Data entries for graphics ::

_ _ _ _ _ _ _

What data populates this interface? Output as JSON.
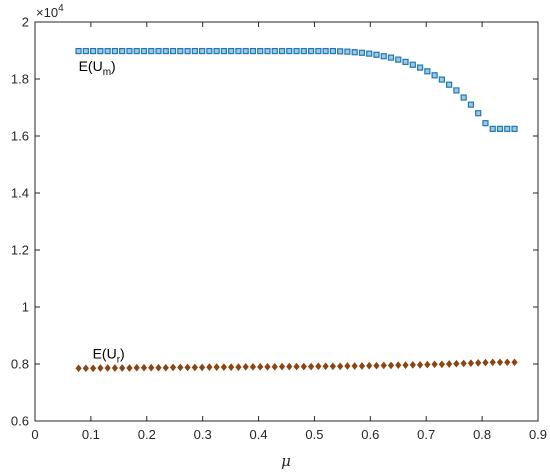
{
  "chart_data": {
    "type": "scatter",
    "xlabel": "μ",
    "ylabel": "",
    "xlim": [
      0,
      0.9
    ],
    "ylim": [
      0.6,
      2.0
    ],
    "y_multiplier_label": "×10",
    "y_multiplier_exponent": "4",
    "x_ticks": [
      "0",
      "0.1",
      "0.2",
      "0.3",
      "0.4",
      "0.5",
      "0.6",
      "0.7",
      "0.8",
      "0.9"
    ],
    "y_ticks": [
      "0.6",
      "0.8",
      "1",
      "1.2",
      "1.4",
      "1.6",
      "1.8",
      "2"
    ],
    "grid": false,
    "x": [
      0.078,
      0.091,
      0.104,
      0.117,
      0.13,
      0.143,
      0.156,
      0.169,
      0.182,
      0.195,
      0.208,
      0.221,
      0.234,
      0.247,
      0.26,
      0.273,
      0.286,
      0.299,
      0.312,
      0.325,
      0.338,
      0.351,
      0.364,
      0.377,
      0.39,
      0.403,
      0.416,
      0.429,
      0.442,
      0.455,
      0.468,
      0.481,
      0.494,
      0.507,
      0.52,
      0.533,
      0.546,
      0.559,
      0.572,
      0.585,
      0.598,
      0.611,
      0.624,
      0.637,
      0.65,
      0.663,
      0.676,
      0.689,
      0.702,
      0.715,
      0.728,
      0.741,
      0.754,
      0.767,
      0.78,
      0.793,
      0.806,
      0.819,
      0.832,
      0.845,
      0.858
    ],
    "series": [
      {
        "name": "E(U_m)",
        "label_main": "E(U",
        "label_sub": "m",
        "label_close": ")",
        "color": "#1f77b4",
        "marker": "square",
        "values": [
          1.898,
          1.898,
          1.898,
          1.898,
          1.898,
          1.898,
          1.898,
          1.898,
          1.898,
          1.898,
          1.898,
          1.898,
          1.898,
          1.898,
          1.898,
          1.898,
          1.898,
          1.898,
          1.898,
          1.898,
          1.898,
          1.898,
          1.898,
          1.898,
          1.898,
          1.898,
          1.898,
          1.898,
          1.898,
          1.898,
          1.898,
          1.898,
          1.898,
          1.898,
          1.898,
          1.898,
          1.897,
          1.896,
          1.894,
          1.892,
          1.889,
          1.885,
          1.88,
          1.875,
          1.868,
          1.86,
          1.85,
          1.84,
          1.827,
          1.813,
          1.798,
          1.78,
          1.76,
          1.735,
          1.71,
          1.68,
          1.645,
          1.625,
          1.625,
          1.625,
          1.625
        ]
      },
      {
        "name": "E(U_r)",
        "label_main": "E(U",
        "label_sub": "r",
        "label_close": ")",
        "color": "#8b4513",
        "marker": "diamond",
        "values": [
          0.785,
          0.785,
          0.785,
          0.786,
          0.786,
          0.786,
          0.786,
          0.786,
          0.787,
          0.787,
          0.787,
          0.787,
          0.787,
          0.788,
          0.788,
          0.788,
          0.788,
          0.788,
          0.789,
          0.789,
          0.789,
          0.789,
          0.789,
          0.79,
          0.79,
          0.79,
          0.79,
          0.79,
          0.791,
          0.791,
          0.791,
          0.791,
          0.791,
          0.792,
          0.792,
          0.792,
          0.792,
          0.793,
          0.793,
          0.793,
          0.794,
          0.794,
          0.795,
          0.795,
          0.796,
          0.796,
          0.797,
          0.797,
          0.798,
          0.799,
          0.799,
          0.8,
          0.801,
          0.802,
          0.803,
          0.804,
          0.805,
          0.806,
          0.806,
          0.806,
          0.806
        ]
      }
    ]
  }
}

_ _ _ _ _ _ _

Work to be completed :: Keep every word of the data as it is when you write it out, but drop the pictures.

Result of this task ::
What data populates this interface? Output as JSON.
{
  "chart_data": {
    "type": "scatter",
    "xlabel": "μ",
    "ylabel": "",
    "xlim": [
      0,
      0.9
    ],
    "ylim": [
      0.6,
      2.0
    ],
    "y_multiplier_label": "×10",
    "y_multiplier_exponent": "4",
    "x_ticks": [
      "0",
      "0.1",
      "0.2",
      "0.3",
      "0.4",
      "0.5",
      "0.6",
      "0.7",
      "0.8",
      "0.9"
    ],
    "y_ticks": [
      "0.6",
      "0.8",
      "1",
      "1.2",
      "1.4",
      "1.6",
      "1.8",
      "2"
    ],
    "grid": false,
    "x": [
      0.078,
      0.091,
      0.104,
      0.117,
      0.13,
      0.143,
      0.156,
      0.169,
      0.182,
      0.195,
      0.208,
      0.221,
      0.234,
      0.247,
      0.26,
      0.273,
      0.286,
      0.299,
      0.312,
      0.325,
      0.338,
      0.351,
      0.364,
      0.377,
      0.39,
      0.403,
      0.416,
      0.429,
      0.442,
      0.455,
      0.468,
      0.481,
      0.494,
      0.507,
      0.52,
      0.533,
      0.546,
      0.559,
      0.572,
      0.585,
      0.598,
      0.611,
      0.624,
      0.637,
      0.65,
      0.663,
      0.676,
      0.689,
      0.702,
      0.715,
      0.728,
      0.741,
      0.754,
      0.767,
      0.78,
      0.793,
      0.806,
      0.819,
      0.832,
      0.845,
      0.858
    ],
    "series": [
      {
        "name": "E(U_m)",
        "label_main": "E(U",
        "label_sub": "m",
        "label_close": ")",
        "color": "#1f77b4",
        "marker": "square",
        "values": [
          1.898,
          1.898,
          1.898,
          1.898,
          1.898,
          1.898,
          1.898,
          1.898,
          1.898,
          1.898,
          1.898,
          1.898,
          1.898,
          1.898,
          1.898,
          1.898,
          1.898,
          1.898,
          1.898,
          1.898,
          1.898,
          1.898,
          1.898,
          1.898,
          1.898,
          1.898,
          1.898,
          1.898,
          1.898,
          1.898,
          1.898,
          1.898,
          1.898,
          1.898,
          1.898,
          1.898,
          1.897,
          1.896,
          1.894,
          1.892,
          1.889,
          1.885,
          1.88,
          1.875,
          1.868,
          1.86,
          1.85,
          1.84,
          1.827,
          1.813,
          1.798,
          1.78,
          1.76,
          1.735,
          1.71,
          1.68,
          1.645,
          1.625,
          1.625,
          1.625,
          1.625
        ]
      },
      {
        "name": "E(U_r)",
        "label_main": "E(U",
        "label_sub": "r",
        "label_close": ")",
        "color": "#8b4513",
        "marker": "diamond",
        "values": [
          0.785,
          0.785,
          0.785,
          0.786,
          0.786,
          0.786,
          0.786,
          0.786,
          0.787,
          0.787,
          0.787,
          0.787,
          0.787,
          0.788,
          0.788,
          0.788,
          0.788,
          0.788,
          0.789,
          0.789,
          0.789,
          0.789,
          0.789,
          0.79,
          0.79,
          0.79,
          0.79,
          0.79,
          0.791,
          0.791,
          0.791,
          0.791,
          0.791,
          0.792,
          0.792,
          0.792,
          0.792,
          0.793,
          0.793,
          0.793,
          0.794,
          0.794,
          0.795,
          0.795,
          0.796,
          0.796,
          0.797,
          0.797,
          0.798,
          0.799,
          0.799,
          0.8,
          0.801,
          0.802,
          0.803,
          0.804,
          0.805,
          0.806,
          0.806,
          0.806,
          0.806
        ]
      }
    ]
  }
}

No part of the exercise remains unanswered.